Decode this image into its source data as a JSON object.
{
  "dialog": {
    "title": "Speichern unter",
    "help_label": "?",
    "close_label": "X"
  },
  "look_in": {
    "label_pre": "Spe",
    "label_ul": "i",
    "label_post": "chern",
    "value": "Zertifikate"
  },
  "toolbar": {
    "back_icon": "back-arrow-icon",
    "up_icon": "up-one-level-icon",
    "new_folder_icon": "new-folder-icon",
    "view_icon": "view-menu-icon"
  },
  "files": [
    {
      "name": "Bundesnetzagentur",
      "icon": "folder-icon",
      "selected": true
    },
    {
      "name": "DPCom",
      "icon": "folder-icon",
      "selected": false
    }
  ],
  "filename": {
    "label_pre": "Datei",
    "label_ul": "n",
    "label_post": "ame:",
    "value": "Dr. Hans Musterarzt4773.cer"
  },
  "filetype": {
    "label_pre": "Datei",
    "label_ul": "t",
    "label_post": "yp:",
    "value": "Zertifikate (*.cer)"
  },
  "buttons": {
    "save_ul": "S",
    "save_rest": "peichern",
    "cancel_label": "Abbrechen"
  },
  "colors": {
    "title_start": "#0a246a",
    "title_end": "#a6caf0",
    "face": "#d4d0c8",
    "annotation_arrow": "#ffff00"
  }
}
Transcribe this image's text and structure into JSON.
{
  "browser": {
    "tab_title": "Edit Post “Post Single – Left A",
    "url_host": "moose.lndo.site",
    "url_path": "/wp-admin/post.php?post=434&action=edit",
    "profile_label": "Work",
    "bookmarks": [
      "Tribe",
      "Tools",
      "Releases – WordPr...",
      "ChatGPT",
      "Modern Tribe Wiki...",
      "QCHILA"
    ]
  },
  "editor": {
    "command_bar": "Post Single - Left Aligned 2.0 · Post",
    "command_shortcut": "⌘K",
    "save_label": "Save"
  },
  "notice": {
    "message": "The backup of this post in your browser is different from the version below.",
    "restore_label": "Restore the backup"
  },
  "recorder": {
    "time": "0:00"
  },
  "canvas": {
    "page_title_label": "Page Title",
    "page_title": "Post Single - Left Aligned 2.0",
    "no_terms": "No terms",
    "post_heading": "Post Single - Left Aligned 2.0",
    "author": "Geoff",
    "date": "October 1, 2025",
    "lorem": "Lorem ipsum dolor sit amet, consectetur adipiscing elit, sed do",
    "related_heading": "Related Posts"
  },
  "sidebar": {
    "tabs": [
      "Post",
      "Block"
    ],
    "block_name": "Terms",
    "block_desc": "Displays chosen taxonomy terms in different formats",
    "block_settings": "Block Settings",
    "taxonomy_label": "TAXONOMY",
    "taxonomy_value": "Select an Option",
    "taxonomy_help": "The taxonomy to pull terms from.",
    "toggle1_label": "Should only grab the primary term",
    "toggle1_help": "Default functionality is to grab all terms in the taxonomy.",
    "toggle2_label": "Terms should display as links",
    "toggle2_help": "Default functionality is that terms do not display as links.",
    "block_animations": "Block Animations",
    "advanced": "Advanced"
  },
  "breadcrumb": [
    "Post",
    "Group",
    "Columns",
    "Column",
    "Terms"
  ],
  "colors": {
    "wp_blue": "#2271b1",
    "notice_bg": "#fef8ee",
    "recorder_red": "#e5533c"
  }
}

Given task →
From the records given above, copy all lines containing "Single".

Answer to the problem →
    "tab_title": "Edit Post “Post Single – Left A",
    "command_bar": "Post Single - Left Aligned 2.0 · Post",
    "page_title": "Post Single - Left Aligned 2.0",
    "post_heading": "Post Single - Left Aligned 2.0",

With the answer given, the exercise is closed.